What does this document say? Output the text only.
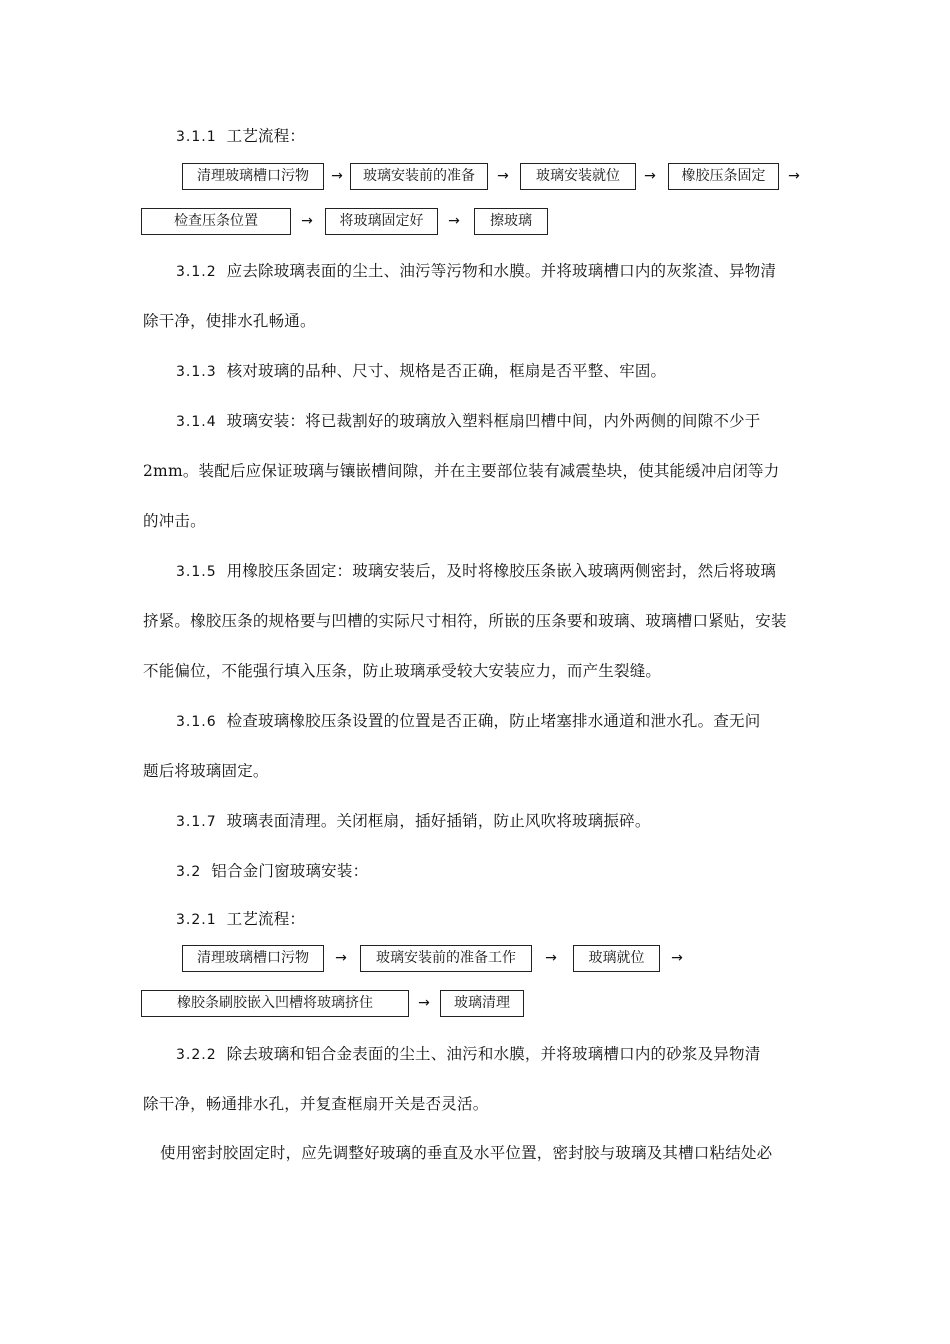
3.1.1 工艺流程：
清理玻璃槽口污物	→	玻璃安装前的准备	→	玻璃安装就位	→	橡胶压条固定	→
检查压条位置	→	将玻璃固定好	→	擦玻璃
3.1.2 应去除玻璃表面的尘土、油污等污物和水膜。并将玻璃槽口内的灰浆渣、异物清
除干净，使排水孔畅通。
3.1.3 核对玻璃的品种、尺寸、规格是否正确，框扇是否平整、牢固。
3.1.4 玻璃安装：将已裁割好的玻璃放入塑料框扇凹槽中间，内外两侧的间隙不少于
2mm。装配后应保证玻璃与镶嵌槽间隙，并在主要部位装有减震垫块，使其能缓冲启闭等力
的冲击。
3.1.5 用橡胶压条固定：玻璃安装后，及时将橡胶压条嵌入玻璃两侧密封，然后将玻璃
挤紧。橡胶压条的规格要与凹槽的实际尺寸相符，所嵌的压条要和玻璃、玻璃槽口紧贴，安装
不能偏位，不能强行填入压条，防止玻璃承受较大安装应力，而产生裂缝。
3.1.6 检查玻璃橡胶压条设置的位置是否正确，防止堵塞排水通道和泄水孔。查无问
题后将玻璃固定。
3.1.7 玻璃表面清理。关闭框扇，插好插销，防止风吹将玻璃振碎。
3.2 铝合金门窗玻璃安装：
3.2.1 工艺流程：
清理玻璃槽口污物	→	玻璃安装前的准备工作	→	玻璃就位	→
橡胶条刷胶嵌入凹槽将玻璃挤住	→	玻璃清理
3.2.2 除去玻璃和铝合金表面的尘土、油污和水膜，并将玻璃槽口内的砂浆及异物清
除干净，畅通排水孔，并复查框扇开关是否灵活。
使用密封胶固定时，应先调整好玻璃的垂直及水平位置，密封胶与玻璃及其槽口粘结处必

> **Do this**: Gather each line that holds "清理玻璃槽口污物".

> **Final answer**:
清理玻璃槽口污物	→	玻璃安装前的准备	→	玻璃安装就位	→	橡胶压条固定	→
清理玻璃槽口污物	→	玻璃安装前的准备工作	→	玻璃就位	→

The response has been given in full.